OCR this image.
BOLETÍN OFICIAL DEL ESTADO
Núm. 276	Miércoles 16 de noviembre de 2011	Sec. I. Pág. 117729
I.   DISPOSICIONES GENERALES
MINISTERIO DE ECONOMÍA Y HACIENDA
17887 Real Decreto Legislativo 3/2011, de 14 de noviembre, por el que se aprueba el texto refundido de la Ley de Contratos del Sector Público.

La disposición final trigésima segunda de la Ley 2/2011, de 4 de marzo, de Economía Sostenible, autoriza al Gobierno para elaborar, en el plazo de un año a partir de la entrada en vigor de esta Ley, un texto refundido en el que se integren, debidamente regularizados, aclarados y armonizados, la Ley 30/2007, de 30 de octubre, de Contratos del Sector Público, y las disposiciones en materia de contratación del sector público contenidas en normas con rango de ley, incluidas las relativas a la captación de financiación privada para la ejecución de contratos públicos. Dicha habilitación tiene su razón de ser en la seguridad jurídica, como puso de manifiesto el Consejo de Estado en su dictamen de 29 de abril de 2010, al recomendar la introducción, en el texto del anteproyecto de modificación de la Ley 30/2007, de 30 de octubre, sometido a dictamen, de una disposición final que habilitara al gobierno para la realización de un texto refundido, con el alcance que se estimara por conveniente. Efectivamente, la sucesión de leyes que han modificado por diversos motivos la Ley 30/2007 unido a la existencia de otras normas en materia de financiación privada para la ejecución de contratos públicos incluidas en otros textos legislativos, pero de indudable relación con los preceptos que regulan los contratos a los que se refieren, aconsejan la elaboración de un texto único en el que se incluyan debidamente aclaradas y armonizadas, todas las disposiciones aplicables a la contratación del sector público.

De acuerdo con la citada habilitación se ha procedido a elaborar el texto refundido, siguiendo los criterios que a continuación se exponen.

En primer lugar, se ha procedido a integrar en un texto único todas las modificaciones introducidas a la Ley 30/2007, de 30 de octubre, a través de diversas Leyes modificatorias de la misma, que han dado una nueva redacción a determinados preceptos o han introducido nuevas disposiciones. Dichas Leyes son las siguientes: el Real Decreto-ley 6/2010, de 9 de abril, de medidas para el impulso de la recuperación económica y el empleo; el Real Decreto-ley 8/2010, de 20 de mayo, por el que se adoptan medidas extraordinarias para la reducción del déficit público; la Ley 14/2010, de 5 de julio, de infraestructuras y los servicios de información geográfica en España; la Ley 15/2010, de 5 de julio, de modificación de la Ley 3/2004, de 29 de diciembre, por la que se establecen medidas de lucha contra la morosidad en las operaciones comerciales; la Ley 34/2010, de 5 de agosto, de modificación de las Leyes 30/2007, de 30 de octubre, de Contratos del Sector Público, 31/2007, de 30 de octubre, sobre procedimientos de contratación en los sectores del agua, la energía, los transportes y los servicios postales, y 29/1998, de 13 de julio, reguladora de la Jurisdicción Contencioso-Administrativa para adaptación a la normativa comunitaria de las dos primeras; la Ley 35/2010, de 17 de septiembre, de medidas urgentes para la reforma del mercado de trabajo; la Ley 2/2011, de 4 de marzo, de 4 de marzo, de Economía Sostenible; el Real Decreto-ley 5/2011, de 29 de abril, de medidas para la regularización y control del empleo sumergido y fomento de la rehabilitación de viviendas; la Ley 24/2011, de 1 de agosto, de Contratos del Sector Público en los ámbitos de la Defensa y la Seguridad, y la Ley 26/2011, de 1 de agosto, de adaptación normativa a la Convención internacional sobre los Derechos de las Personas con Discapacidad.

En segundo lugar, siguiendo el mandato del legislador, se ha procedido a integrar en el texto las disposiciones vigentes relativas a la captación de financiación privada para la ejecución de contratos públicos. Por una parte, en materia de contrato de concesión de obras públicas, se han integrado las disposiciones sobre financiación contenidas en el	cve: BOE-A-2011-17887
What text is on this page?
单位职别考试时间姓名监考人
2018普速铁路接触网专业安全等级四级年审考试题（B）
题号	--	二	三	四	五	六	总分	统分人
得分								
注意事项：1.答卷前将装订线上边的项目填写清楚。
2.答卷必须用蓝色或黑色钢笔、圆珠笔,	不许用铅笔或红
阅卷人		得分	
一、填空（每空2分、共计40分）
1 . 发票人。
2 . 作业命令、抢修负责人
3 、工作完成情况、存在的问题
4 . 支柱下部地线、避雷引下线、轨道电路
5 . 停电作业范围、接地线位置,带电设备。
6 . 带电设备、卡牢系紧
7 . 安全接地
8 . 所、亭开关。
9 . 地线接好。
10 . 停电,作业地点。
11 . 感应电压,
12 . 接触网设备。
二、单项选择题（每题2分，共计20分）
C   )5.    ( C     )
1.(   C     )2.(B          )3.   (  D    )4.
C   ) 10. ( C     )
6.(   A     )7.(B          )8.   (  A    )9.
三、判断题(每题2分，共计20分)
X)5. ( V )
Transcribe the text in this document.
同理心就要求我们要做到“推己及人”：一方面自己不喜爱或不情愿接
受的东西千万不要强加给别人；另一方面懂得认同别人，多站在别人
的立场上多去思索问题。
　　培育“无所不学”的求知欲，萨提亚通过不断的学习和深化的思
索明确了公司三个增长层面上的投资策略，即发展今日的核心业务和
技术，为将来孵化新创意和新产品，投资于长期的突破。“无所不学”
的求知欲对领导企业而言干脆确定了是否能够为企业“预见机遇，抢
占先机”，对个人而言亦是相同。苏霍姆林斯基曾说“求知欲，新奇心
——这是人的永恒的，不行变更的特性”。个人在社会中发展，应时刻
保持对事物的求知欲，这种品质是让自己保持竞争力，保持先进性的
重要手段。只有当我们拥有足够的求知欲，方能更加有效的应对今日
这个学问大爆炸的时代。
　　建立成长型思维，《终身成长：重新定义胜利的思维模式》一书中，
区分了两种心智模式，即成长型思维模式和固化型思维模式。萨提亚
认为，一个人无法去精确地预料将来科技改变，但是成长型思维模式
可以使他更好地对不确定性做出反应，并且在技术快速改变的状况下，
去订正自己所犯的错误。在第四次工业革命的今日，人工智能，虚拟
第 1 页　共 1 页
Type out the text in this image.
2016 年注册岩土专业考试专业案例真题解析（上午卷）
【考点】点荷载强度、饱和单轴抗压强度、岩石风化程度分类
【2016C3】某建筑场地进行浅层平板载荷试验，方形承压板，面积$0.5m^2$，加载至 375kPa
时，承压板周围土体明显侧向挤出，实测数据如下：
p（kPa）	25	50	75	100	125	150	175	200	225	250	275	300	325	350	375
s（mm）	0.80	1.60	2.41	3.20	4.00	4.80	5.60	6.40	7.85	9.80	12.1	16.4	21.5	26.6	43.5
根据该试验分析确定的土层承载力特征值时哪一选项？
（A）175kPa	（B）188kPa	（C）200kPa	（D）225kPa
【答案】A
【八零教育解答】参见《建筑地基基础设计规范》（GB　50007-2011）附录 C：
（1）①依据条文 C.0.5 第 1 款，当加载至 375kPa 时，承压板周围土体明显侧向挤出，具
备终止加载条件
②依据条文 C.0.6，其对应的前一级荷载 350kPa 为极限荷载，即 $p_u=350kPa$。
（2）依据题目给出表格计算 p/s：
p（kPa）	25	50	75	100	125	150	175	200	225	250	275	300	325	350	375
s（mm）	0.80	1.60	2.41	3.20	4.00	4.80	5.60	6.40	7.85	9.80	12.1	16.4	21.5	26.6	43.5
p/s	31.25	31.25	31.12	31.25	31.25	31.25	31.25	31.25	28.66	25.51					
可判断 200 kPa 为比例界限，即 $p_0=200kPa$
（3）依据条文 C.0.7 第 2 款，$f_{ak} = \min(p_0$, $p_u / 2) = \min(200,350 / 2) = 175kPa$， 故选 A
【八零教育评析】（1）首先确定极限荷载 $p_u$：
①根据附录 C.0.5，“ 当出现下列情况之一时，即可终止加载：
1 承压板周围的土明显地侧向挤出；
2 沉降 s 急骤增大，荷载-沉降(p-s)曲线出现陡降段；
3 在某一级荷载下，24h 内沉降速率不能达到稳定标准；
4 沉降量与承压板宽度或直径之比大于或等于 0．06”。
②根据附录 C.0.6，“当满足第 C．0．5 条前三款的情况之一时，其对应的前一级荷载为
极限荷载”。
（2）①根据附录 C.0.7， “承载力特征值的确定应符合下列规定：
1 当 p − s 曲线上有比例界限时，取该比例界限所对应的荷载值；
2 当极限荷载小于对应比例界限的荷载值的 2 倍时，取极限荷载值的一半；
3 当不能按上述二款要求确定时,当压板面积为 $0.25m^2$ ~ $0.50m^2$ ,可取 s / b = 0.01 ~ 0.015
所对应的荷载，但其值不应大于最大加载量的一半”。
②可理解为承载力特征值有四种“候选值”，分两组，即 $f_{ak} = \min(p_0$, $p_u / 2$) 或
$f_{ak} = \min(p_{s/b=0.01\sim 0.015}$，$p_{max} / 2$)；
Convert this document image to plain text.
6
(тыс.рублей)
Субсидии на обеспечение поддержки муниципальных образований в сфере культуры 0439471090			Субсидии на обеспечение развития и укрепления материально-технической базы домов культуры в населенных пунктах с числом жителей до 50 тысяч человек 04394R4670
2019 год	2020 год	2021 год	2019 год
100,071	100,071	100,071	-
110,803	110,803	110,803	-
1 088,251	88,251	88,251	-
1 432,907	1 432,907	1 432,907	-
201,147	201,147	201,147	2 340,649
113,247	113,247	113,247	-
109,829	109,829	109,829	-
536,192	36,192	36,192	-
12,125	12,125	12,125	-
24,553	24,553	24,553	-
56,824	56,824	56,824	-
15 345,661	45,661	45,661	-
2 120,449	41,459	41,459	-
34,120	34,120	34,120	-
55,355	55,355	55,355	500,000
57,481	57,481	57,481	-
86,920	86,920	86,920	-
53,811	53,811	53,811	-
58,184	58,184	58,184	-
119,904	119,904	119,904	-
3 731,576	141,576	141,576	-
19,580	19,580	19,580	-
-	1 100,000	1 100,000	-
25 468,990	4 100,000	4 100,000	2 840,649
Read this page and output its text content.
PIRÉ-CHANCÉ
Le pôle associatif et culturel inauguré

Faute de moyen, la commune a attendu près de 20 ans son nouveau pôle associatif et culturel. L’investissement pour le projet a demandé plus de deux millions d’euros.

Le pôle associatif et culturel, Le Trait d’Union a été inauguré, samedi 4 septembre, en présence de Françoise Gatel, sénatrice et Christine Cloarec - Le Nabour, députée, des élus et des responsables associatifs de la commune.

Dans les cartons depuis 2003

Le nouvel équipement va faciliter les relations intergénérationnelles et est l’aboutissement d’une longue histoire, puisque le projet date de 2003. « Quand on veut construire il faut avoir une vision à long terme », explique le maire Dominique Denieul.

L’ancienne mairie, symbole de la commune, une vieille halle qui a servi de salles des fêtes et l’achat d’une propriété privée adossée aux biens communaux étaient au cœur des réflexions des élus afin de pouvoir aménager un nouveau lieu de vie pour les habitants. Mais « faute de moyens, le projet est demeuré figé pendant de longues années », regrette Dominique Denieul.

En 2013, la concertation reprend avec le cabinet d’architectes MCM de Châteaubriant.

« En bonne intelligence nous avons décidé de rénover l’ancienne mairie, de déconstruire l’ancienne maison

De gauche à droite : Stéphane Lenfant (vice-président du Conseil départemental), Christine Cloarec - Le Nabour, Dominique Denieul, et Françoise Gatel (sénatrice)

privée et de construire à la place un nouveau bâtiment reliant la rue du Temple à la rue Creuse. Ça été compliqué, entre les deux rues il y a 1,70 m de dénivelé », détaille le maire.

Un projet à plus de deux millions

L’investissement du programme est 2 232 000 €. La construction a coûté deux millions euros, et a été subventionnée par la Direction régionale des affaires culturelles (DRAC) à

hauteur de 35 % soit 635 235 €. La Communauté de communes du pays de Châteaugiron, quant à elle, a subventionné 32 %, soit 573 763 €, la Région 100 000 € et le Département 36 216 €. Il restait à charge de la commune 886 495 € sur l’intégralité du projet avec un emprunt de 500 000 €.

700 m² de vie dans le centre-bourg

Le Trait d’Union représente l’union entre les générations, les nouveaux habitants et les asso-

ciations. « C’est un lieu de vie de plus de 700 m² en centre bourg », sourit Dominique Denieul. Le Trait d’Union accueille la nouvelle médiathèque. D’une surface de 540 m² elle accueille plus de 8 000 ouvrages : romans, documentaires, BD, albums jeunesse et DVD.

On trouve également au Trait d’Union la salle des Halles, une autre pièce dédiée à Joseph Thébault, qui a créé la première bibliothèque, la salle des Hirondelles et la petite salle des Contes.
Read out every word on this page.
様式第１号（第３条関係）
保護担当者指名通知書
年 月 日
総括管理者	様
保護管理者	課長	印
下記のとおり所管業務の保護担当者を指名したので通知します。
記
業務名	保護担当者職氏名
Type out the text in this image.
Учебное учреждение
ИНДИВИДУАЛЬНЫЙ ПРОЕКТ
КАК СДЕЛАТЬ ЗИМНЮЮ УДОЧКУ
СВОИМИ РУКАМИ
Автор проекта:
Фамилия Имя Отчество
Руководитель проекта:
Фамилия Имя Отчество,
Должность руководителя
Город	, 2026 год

+++

## WORK REQUIRED
Give the number of lines above that hold the word "investissement", and nothing more.

## WRITTEN RESPONSE
2